» **DIRECTIONS FOR THIS TASK**
Copy each line containing the word "成都公交集团北星公司" from the records that follow, please.
>> start WORKING DATA
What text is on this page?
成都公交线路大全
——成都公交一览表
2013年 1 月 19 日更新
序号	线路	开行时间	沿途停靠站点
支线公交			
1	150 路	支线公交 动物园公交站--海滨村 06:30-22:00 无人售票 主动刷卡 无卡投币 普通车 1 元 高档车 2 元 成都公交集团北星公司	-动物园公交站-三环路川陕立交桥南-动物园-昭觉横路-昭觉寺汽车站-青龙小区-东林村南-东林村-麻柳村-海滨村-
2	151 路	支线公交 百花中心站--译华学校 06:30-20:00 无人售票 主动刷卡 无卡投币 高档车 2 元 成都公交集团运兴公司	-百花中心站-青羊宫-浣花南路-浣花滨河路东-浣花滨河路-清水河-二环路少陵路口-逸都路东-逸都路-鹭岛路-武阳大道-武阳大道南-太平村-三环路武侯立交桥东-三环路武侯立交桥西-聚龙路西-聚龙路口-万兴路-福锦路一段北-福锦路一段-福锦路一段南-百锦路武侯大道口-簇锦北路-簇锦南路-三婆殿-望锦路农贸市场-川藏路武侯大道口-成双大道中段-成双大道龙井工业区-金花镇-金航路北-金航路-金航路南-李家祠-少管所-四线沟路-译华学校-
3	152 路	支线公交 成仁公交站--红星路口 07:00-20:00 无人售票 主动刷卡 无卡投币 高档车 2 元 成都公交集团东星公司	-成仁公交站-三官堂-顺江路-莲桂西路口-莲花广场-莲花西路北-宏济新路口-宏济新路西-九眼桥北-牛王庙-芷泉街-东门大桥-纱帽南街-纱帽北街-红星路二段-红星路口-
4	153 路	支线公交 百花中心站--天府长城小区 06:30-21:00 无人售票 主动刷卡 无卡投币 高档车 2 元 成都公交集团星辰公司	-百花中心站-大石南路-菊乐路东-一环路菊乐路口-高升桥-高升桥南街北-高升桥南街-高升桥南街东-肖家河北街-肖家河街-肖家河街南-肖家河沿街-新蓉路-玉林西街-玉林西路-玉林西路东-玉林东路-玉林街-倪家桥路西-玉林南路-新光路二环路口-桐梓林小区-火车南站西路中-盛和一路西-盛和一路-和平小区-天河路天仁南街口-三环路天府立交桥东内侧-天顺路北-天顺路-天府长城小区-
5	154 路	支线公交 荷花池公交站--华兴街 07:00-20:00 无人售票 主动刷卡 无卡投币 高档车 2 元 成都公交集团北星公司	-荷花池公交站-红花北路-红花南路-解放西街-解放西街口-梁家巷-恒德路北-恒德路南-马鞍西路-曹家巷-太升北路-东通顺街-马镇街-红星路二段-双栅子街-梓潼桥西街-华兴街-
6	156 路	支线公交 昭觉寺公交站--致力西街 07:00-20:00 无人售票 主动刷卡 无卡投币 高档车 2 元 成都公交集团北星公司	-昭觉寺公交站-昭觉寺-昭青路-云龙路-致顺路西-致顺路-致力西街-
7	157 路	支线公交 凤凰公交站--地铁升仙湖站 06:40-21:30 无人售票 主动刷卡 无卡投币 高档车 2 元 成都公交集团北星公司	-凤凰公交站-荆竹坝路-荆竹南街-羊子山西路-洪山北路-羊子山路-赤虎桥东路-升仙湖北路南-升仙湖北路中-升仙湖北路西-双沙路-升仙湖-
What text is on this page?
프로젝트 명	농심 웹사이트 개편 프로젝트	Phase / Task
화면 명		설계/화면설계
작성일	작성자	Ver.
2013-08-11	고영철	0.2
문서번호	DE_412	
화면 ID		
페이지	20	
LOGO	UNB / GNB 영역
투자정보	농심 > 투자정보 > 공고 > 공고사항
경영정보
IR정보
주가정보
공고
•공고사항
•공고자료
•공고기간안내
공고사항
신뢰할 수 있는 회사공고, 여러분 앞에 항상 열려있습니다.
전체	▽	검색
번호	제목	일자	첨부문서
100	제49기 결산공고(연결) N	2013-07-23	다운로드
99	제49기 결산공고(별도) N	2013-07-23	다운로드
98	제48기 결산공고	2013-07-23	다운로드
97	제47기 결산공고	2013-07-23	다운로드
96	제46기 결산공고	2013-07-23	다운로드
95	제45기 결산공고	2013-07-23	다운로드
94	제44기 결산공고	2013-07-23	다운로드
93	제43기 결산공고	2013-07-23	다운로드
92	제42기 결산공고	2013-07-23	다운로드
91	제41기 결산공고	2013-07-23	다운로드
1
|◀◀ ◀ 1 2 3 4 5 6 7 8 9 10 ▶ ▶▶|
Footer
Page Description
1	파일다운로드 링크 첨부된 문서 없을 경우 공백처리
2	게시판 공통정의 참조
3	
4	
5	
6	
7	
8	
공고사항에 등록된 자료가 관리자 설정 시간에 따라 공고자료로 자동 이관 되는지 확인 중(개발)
>> end WORKING DATA
» **EXERCISE SOLUTION**
1	150 路	支线公交 动物园公交站--海滨村 06:30-22:00 无人售票 主动刷卡 无卡投币 普通车 1 元 高档车 2 元 成都公交集团北星公司	-动物园公交站-三环路川陕立交桥南-动物园-昭觉横路-昭觉寺汽车站-青龙小区-东林村南-东林村-麻柳村-海滨村-
5	154 路	支线公交 荷花池公交站--华兴街 07:00-20:00 无人售票 主动刷卡 无卡投币 高档车 2 元 成都公交集团北星公司	-荷花池公交站-红花北路-红花南路-解放西街-解放西街口-梁家巷-恒德路北-恒德路南-马鞍西路-曹家巷-太升北路-东通顺街-马镇街-红星路二段-双栅子街-梓潼桥西街-华兴街-
6	156 路	支线公交 昭觉寺公交站--致力西街 07:00-20:00 无人售票 主动刷卡 无卡投币 高档车 2 元 成都公交集团北星公司	-昭觉寺公交站-昭觉寺-昭青路-云龙路-致顺路西-致顺路-致力西街-
7	157 路	支线公交 凤凰公交站--地铁升仙湖站 06:40-21:30 无人售票 主动刷卡 无卡投币 高档车 2 元 成都公交集团北星公司	-凤凰公交站-荆竹坝路-荆竹南街-羊子山西路-洪山北路-羊子山路-赤虎桥东路-升仙湖北路南-升仙湖北路中-升仙湖北路西-双沙路-升仙湖-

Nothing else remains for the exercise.